What to produce:
Pick every line from the data that holds the word "type".

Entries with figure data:
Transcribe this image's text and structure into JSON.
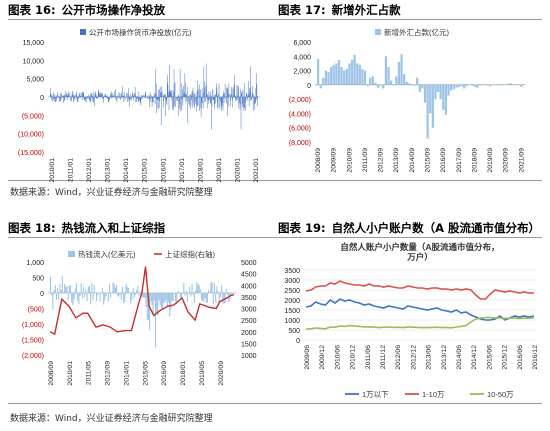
{
  "panels": {
    "p16": {
      "label": "图表 16:",
      "title": "公开市场操作净投放"
    },
    "p17": {
      "label": "图表 17:",
      "title": "新增外汇占款"
    },
    "p18": {
      "label": "图表 18:",
      "title": "热钱流入和上证综指"
    },
    "p19": {
      "label": "图表 19:",
      "title": "自然人小户账户数（A 股流通市值分布）"
    }
  },
  "sources": {
    "top": "数据来源：Wind，兴业证券经济与金融研究院整理",
    "bottom": "数据来源：Wind，兴业证券经济与金融研究院整理"
  },
  "colors": {
    "blue_bar": "#4472c4",
    "light_bar": "#9dc3e6",
    "red": "#c0302e",
    "blue_line": "#4472c4",
    "orange_line": "#d9534f",
    "green_line": "#9bbb59",
    "negative_text": "#c00000"
  },
  "chart_data": [
    {
      "type": "bar",
      "legend": [
        "公开市场操作货币净投放(亿元)"
      ],
      "legend_position": "top",
      "x_ticks": [
        "2010/01",
        "2011/01",
        "2012/01",
        "2013/01",
        "2014/01",
        "2015/01",
        "2016/01",
        "2017/01",
        "2018/01",
        "2019/01",
        "2020/01",
        "2021/01"
      ],
      "y_ticks": [
        "15,000",
        "10,000",
        "5,000",
        "0",
        "(5,000)",
        "(10,000)",
        "(15,000)"
      ],
      "ylim": [
        -15000,
        15000
      ],
      "series": [
        {
          "name": "公开市场操作货币净投放(亿元)",
          "date_range": [
            "2010/01",
            "2021/12"
          ],
          "frequency": "weekly",
          "typical_range_2010_2015": [
            -3000,
            3000
          ],
          "typical_range_2016_2021": [
            -9000,
            10000
          ]
        }
      ]
    },
    {
      "type": "bar",
      "legend": [
        "新增外汇占款(亿元)"
      ],
      "legend_position": "top",
      "x_ticks": [
        "2008/09",
        "2009/09",
        "2010/09",
        "2011/09",
        "2012/09",
        "2013/09",
        "2014/09",
        "2015/09",
        "2016/09",
        "2017/09",
        "2018/09",
        "2019/09",
        "2020/09",
        "2021/09"
      ],
      "y_ticks": [
        "6,000",
        "4,000",
        "2,000",
        "0",
        "(2,000)",
        "(4,000)",
        "(6,000)",
        "(8,000)"
      ],
      "ylim": [
        -8000,
        6000
      ],
      "series": [
        {
          "name": "新增外汇占款(亿元)",
          "x": [
            "2008/09",
            "2008/11",
            "2009/01",
            "2009/03",
            "2009/05",
            "2009/07",
            "2009/09",
            "2009/11",
            "2010/01",
            "2010/03",
            "2010/05",
            "2010/07",
            "2010/09",
            "2010/11",
            "2011/01",
            "2011/03",
            "2011/05",
            "2011/07",
            "2011/09",
            "2011/11",
            "2012/01",
            "2012/03",
            "2012/05",
            "2012/07",
            "2012/09",
            "2012/11",
            "2013/01",
            "2013/03",
            "2013/05",
            "2013/07",
            "2013/09",
            "2013/11",
            "2014/01",
            "2014/03",
            "2014/05",
            "2014/07",
            "2014/09",
            "2014/11",
            "2015/01",
            "2015/03",
            "2015/05",
            "2015/07",
            "2015/09",
            "2015/11",
            "2016/01",
            "2016/03",
            "2016/05",
            "2016/07",
            "2016/09",
            "2016/11",
            "2017/01",
            "2017/03",
            "2017/05",
            "2017/07",
            "2017/09",
            "2017/11",
            "2018/01",
            "2018/03",
            "2018/05",
            "2018/07",
            "2018/09",
            "2018/11",
            "2019/01",
            "2019/03",
            "2019/05",
            "2019/07",
            "2019/09",
            "2019/11",
            "2020/01",
            "2020/03",
            "2020/05",
            "2020/07",
            "2020/09",
            "2020/11",
            "2021/01",
            "2021/03",
            "2021/05",
            "2021/07",
            "2021/09",
            "2021/11"
          ],
          "values": [
            3600,
            -500,
            1000,
            2000,
            1800,
            2500,
            2800,
            3000,
            3500,
            2500,
            2000,
            2200,
            3000,
            3500,
            4200,
            3000,
            2800,
            2200,
            2000,
            -200,
            1000,
            1200,
            300,
            -400,
            -100,
            -500,
            4000,
            2500,
            600,
            -100,
            1200,
            3200,
            4300,
            1500,
            400,
            200,
            -100,
            -100,
            1000,
            -1000,
            -500,
            -2500,
            -7500,
            -4000,
            -6000,
            -2000,
            -1000,
            -2000,
            -3500,
            -4200,
            -1500,
            -800,
            -600,
            -400,
            -300,
            -200,
            -500,
            -200,
            0,
            -100,
            -300,
            -400,
            -100,
            0,
            0,
            -100,
            -200,
            0,
            0,
            100,
            0,
            100,
            0,
            200,
            200,
            100,
            0,
            0,
            -300,
            0
          ]
        }
      ]
    },
    {
      "type": "bar+line",
      "legend": [
        "热钱流入(亿美元)",
        "上证综指(右轴)"
      ],
      "legend_position": "top",
      "x_ticks": [
        "2008/09",
        "2010/01",
        "2011/05",
        "2012/09",
        "2014/01",
        "2015/05",
        "2016/09",
        "2018/01",
        "2019/05",
        "2020/09"
      ],
      "y_left_ticks": [
        "1,000",
        "500",
        "0",
        "(500)",
        "(1,000)",
        "(1,500)",
        "(2,000)"
      ],
      "y_right_ticks": [
        "5000",
        "4500",
        "4000",
        "3500",
        "3000",
        "2500",
        "2000",
        "1500",
        "1000"
      ],
      "ylim_left": [
        -2000,
        1000
      ],
      "ylim_right": [
        1000,
        5000
      ],
      "series": [
        {
          "name": "热钱流入(亿美元)",
          "axis": "left",
          "date_range": [
            "2008/09",
            "2021/06"
          ],
          "frequency": "monthly",
          "typical_range": [
            -600,
            300
          ],
          "min": -1750
        },
        {
          "name": "上证综指(右轴)",
          "axis": "right",
          "x": [
            "2008/09",
            "2009/01",
            "2009/07",
            "2010/01",
            "2010/07",
            "2011/01",
            "2011/05",
            "2011/12",
            "2012/06",
            "2012/12",
            "2013/06",
            "2014/01",
            "2014/06",
            "2014/12",
            "2015/03",
            "2015/06",
            "2015/09",
            "2016/01",
            "2016/06",
            "2017/01",
            "2017/06",
            "2018/01",
            "2018/06",
            "2018/12",
            "2019/04",
            "2019/12",
            "2020/06",
            "2020/09",
            "2021/03",
            "2021/06",
            "2021/09"
          ],
          "values": [
            2000,
            1900,
            3400,
            3100,
            2600,
            2800,
            2800,
            2200,
            2300,
            2200,
            2000,
            2050,
            2050,
            3200,
            3700,
            4800,
            3100,
            2700,
            2900,
            3100,
            3150,
            3450,
            2850,
            2500,
            3200,
            3050,
            3000,
            3300,
            3450,
            3550,
            3600
          ]
        }
      ]
    },
    {
      "type": "line",
      "title": "自然人账户小户数量（A股流通市值分布，万户）",
      "legend": [
        "1万以下",
        "1-10万",
        "10-50万"
      ],
      "legend_position": "bottom",
      "x_ticks": [
        "2009/06",
        "2009/12",
        "2010/06",
        "2010/12",
        "2011/06",
        "2011/12",
        "2012/06",
        "2012/12",
        "2013/06",
        "2013/12",
        "2014/06",
        "2014/12",
        "2015/06",
        "2015/12",
        "2016/06",
        "2016/12"
      ],
      "y_ticks": [
        "3500",
        "3000",
        "2500",
        "2000",
        "1500",
        "1000",
        "500",
        "0"
      ],
      "ylim": [
        0,
        3500
      ],
      "series": [
        {
          "name": "1万以下",
          "values": [
            1650,
            1700,
            1900,
            1800,
            1750,
            2000,
            1850,
            2050,
            1950,
            2000,
            1900,
            1850,
            1750,
            1800,
            1700,
            1650,
            1600,
            1700,
            1650,
            1600,
            1550,
            1700,
            1650,
            1600,
            1550,
            1500,
            1550,
            1600,
            1500,
            1450,
            1400,
            1500,
            1350,
            1400,
            1250,
            1150,
            1050,
            1000,
            1000,
            1050,
            1200,
            1000,
            1100,
            1200,
            1150,
            1200,
            1150,
            1200
          ]
        },
        {
          "name": "1-10万",
          "values": [
            2450,
            2500,
            2650,
            2700,
            2700,
            2850,
            2800,
            2950,
            2850,
            2800,
            2750,
            2750,
            2700,
            2800,
            2700,
            2700,
            2650,
            2700,
            2650,
            2600,
            2600,
            2700,
            2650,
            2600,
            2600,
            2550,
            2600,
            2600,
            2550,
            2550,
            2500,
            2550,
            2500,
            2550,
            2500,
            2250,
            2050,
            2050,
            2300,
            2500,
            2450,
            2400,
            2450,
            2400,
            2350,
            2400,
            2350,
            2350
          ]
        },
        {
          "name": "10-50万",
          "values": [
            550,
            560,
            600,
            580,
            560,
            650,
            640,
            700,
            680,
            720,
            700,
            680,
            650,
            660,
            640,
            620,
            640,
            650,
            630,
            640,
            620,
            650,
            640,
            630,
            620,
            620,
            630,
            640,
            620,
            630,
            610,
            650,
            680,
            720,
            900,
            1050,
            1100,
            1120,
            1120,
            1100,
            1100,
            1080,
            1090,
            1100,
            1080,
            1090,
            1090,
            1100
          ]
        }
      ]
    }
  ]
}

Full response:
      "type": "bar",
      "type": "bar",
      "type": "bar+line",
      "type": "line",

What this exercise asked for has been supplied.